五月三日〜六日までの四日間、墨田区向島にある僕亭さんの特別企画、"神田愛山4DAYS"と銘打って行われた『清水次郎長傳』の特集を聴きに通いました。久しぶりに連続講釈の醍醐味を堪能させられた四日間でした。






【神田愛山】

当代愛山先生は、"二代"と言う事になっているが、厳密には"三代"なのだが、その二代目になるはずの六代目小金井芦州先生が、「神田愛山」を数ヶ月間名乗っていたが直ぐに「五代目西尾麟慶」と言う大きな名前を襲名、愛山は無かった事にしています。

どうも芦州先生の黒歴史だったかの様に忘れ去られていたが、1987年、二代目神田山陽門下神田一陽改二代神田愛山が正式に誕生する。実に芦州先生が名乗った36年後の事である。因みに、愛山先生は四代宝井琴調先生と1974年同期入門である。

愛山先生は、酒に溺れてアル中となり二代目山陽門下を破門になりますが、そこから禁酒しアル中を克服し破門が解かれて高座復帰。現在は、健康オタクな生活で有名です。

尚、愛山先生はトムとジェリーの大ファンでグッズコレクターでもある。そして最近のお気に入りは、花を下を向いて咲かせる"越の小貝母"こしのコバイモと言う花で、俯いて花を咲かすなんて俺みたいと愛山先生は言います。


【清水次郎長傳】

講釈の『清水次郎長傳』は、山本鉄眉こと山本五郎が、最晩年の次郎長本人から聞き取りして伝記に拵えた『東海遊侠伝』が大元の作品だと言われています。

この山本鉄眉(五郎)と言う人物は、本名を天田五郎、次郎長の養子となった息子さんで、正岡子規と交流があった禅僧で漢詩や歌人としても知られています。

そしてこの『東海遊侠伝』を三代目神田伯山が講釈に直して、講釈場の寄席に掛けるようになり、八丁荒らしの伯山が清水次郎長を関東近隣に広めます。



軈て三代目伯山の『清水次郎長傳』は活字になり、新聞、雑誌、速記本として全国に知られる様になり、昭和になり戦前のラジオでこの伯山の講釈が、

二代目広沢虎造によって浪曲/浪花節となり一気に大ブームが起こり、虎造の浪曲『次郎長傳』はレコード化されて後世に音源が残された。

更に、虎造の『清水次郎長傳』は映画化もされ、特に大人気の「森ノ石松三十石船道中」は何作品も、当時の人気銀幕スターを主演で映画化されています。

尚、広沢虎造は三代目神田伯山直伝と謳って「森ノ石松三十石船道中」を唸っていたそうですが、本当は弟子の神田ろ山から習ったものなんだとか。

それでも特にこの石松代参から閻魔堂の最期に登場する決め科白。「呑みねえ食いねえ」「馬鹿は死ななきゃなおらない」「悪い野郎は都鳥!」は三代目伯山オリジナル。

(提供データ)
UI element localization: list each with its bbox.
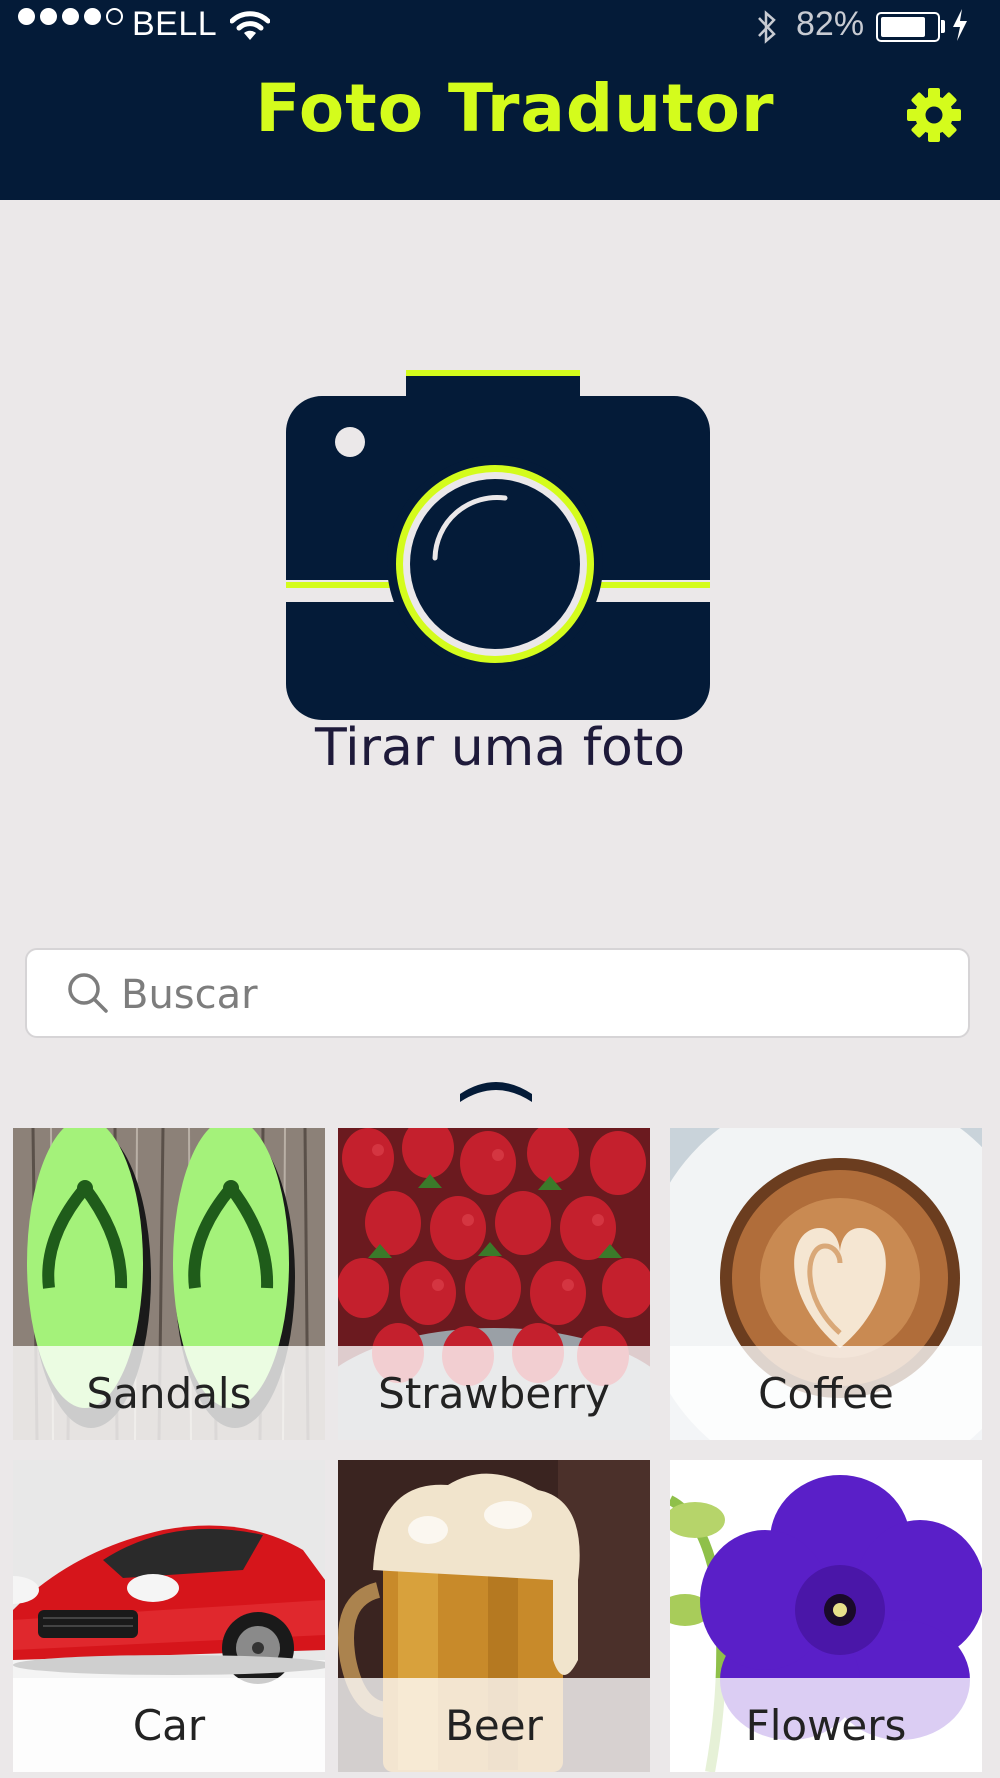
app-header: BELL 82% Foto Tradutor: [0, 0, 1000, 200]
category-label: Beer: [338, 1678, 650, 1772]
battery-icon: [876, 12, 940, 42]
search-input[interactable]: [119, 964, 943, 1026]
category-label: Flowers: [670, 1678, 982, 1772]
chevron-up-icon[interactable]: [456, 1072, 536, 1108]
category-tile-sandals[interactable]: Sandals: [13, 1128, 325, 1440]
category-tile-car[interactable]: Car: [13, 1460, 325, 1772]
search-icon: [68, 973, 108, 1013]
search-bar[interactable]: [25, 948, 970, 1038]
charging-bolt-icon: [953, 9, 967, 41]
status-bar: BELL 82%: [0, 0, 1000, 54]
take-photo-label[interactable]: Tirar uma foto: [0, 718, 1000, 778]
app-title: Foto Tradutor: [255, 70, 775, 147]
category-tile-coffee[interactable]: Coffee: [670, 1128, 982, 1440]
bluetooth-icon: [758, 10, 776, 44]
category-tile-flowers[interactable]: Flowers: [670, 1460, 982, 1772]
wifi-icon: [230, 11, 270, 40]
camera-icon[interactable]: [280, 370, 720, 730]
category-label: Car: [13, 1678, 325, 1772]
category-tile-strawberry[interactable]: Strawberry: [338, 1128, 650, 1440]
carrier-name: BELL: [132, 5, 218, 43]
battery-tip: [941, 20, 945, 33]
gear-icon[interactable]: [904, 85, 964, 145]
category-label: Strawberry: [338, 1346, 650, 1440]
category-label: Sandals: [13, 1346, 325, 1440]
category-tile-beer[interactable]: Beer: [338, 1460, 650, 1772]
battery-percentage: 82%: [796, 5, 865, 43]
category-label: Coffee: [670, 1346, 982, 1440]
signal-strength-icon: [18, 8, 128, 25]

(課題一覧)
- a) 提供データの行をすべて書き直し、「category-label」を「tile-caption」に置き換えてください。それ以外は変えず、画像は答えに含めないでください。
- b) 神田愛山と『清水次郎長傳』についての原文を、最後の文の後から書き継いでください。

(課題別の解答)
- a)
UI element localization: list each with its bbox.
app-header: BELL 82% Foto Tradutor: [0, 0, 1000, 200]
tile-caption: Beer: [338, 1678, 650, 1772]
battery-icon: [876, 12, 940, 42]
search-input[interactable]: [119, 964, 943, 1026]
tile-caption: Flowers: [670, 1678, 982, 1772]
chevron-up-icon[interactable]: [456, 1072, 536, 1108]
category-tile-sandals[interactable]: Sandals: [13, 1128, 325, 1440]
category-tile-car[interactable]: Car: [13, 1460, 325, 1772]
search-icon: [68, 973, 108, 1013]
search-bar[interactable]: [25, 948, 970, 1038]
charging-bolt-icon: [953, 9, 967, 41]
status-bar: BELL 82%: [0, 0, 1000, 54]
take-photo-label[interactable]: Tirar uma foto: [0, 718, 1000, 778]
app-title: Foto Tradutor: [255, 70, 775, 147]
category-tile-coffee[interactable]: Coffee: [670, 1128, 982, 1440]
bluetooth-icon: [758, 10, 776, 44]
category-tile-flowers[interactable]: Flowers: [670, 1460, 982, 1772]
wifi-icon: [230, 11, 270, 40]
camera-icon[interactable]: [280, 370, 720, 730]
tile-caption: Car: [13, 1678, 325, 1772]
category-tile-strawberry[interactable]: Strawberry: [338, 1128, 650, 1440]
carrier-name: BELL: [132, 5, 218, 43]
battery-tip: [941, 20, 945, 33]
gear-icon[interactable]: [904, 85, 964, 145]
tile-caption: Strawberry: [338, 1346, 650, 1440]
tile-caption: Sandals: [13, 1346, 325, 1440]
category-tile-beer[interactable]: Beer: [338, 1460, 650, 1772]
battery-percentage: 82%: [796, 5, 865, 43]
tile-caption: Coffee: [670, 1346, 982, 1440]
signal-strength-icon: [18, 8, 128, 25]

- b)
さて一方、『清水次郎長傳』の内容はと中身に目を向けると、①次郎長の生い立ち ②不吉な死相を占う僧侶 ③秋葉山の火祭り(仙右衛門の仇討ち)

④三馬政の悪事 ⑤次郎長・お蝶の上方遊山旅 ⑥亀崎の代官斬り(深見ノ長兵衛の仇討ち) ⑦石松代参〜閻魔堂の最期 ⑧都鳥一家との抗争

⑨武井安五郎一家の内紛〜清水一家vs黒駒一家(飯田の焼討ち/七久里初五郎の仇討ち ⑩血煙、荒神山

このように兎に角、ダレ場が少なく事件が次から次に起こるし、登場する敵味方の個性が強い!また、次郎長の行動パターンが大体同じで、清水溱にはあまり止まらず旅に出ています。

そして、事件が起こり仲裁を試みるも、大体は決裂し血の雨が降る。場合によっては仇討ち、牢破り、代官斬り!と、お上に逆らう行為も厭わない。

だから、凶状持ちとなり長らく山中に隠れたり、武州、総州、上州、相州、遠州、はたまた三州や尾張、伊勢まで草鞋を履く事になる次郎長です。

この任侠噺に欠かせないのが、侠客・長脇差は必ず鰹節とスルメの乾物を持って山に逃げ込む。彼らの非常食に乾物が役に立つと必ず語られます。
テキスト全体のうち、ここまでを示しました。